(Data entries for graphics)
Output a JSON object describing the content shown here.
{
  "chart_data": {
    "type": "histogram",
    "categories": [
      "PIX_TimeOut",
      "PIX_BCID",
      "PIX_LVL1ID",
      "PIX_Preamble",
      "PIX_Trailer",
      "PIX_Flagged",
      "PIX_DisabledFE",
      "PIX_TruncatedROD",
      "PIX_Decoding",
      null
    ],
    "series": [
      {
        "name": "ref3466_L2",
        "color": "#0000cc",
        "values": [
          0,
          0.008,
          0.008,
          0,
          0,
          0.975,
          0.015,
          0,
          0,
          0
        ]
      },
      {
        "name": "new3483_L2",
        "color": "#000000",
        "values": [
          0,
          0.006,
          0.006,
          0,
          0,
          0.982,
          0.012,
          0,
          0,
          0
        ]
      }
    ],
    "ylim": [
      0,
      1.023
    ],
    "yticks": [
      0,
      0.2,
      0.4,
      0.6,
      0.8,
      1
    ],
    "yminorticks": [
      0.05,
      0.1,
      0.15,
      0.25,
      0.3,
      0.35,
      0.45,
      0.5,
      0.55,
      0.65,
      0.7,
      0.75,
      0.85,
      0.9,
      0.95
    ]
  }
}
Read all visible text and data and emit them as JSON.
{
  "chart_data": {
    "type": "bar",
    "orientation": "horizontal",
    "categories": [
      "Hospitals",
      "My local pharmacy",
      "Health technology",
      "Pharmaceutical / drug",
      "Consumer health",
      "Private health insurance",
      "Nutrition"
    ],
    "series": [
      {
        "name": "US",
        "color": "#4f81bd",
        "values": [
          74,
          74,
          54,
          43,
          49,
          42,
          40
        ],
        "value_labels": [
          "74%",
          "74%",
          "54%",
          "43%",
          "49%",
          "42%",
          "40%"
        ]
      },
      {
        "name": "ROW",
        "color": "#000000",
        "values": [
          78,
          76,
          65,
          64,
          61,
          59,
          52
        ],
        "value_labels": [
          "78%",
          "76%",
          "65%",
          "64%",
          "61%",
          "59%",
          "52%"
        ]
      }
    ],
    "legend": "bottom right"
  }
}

TASK OBJECTIVE
Scan the material above for the word "JSON". Copy each line where it occurs.

PROBLEM SOLUTION
Output a JSON object describing the content shown here.
Read all visible text and data and emit them as JSON.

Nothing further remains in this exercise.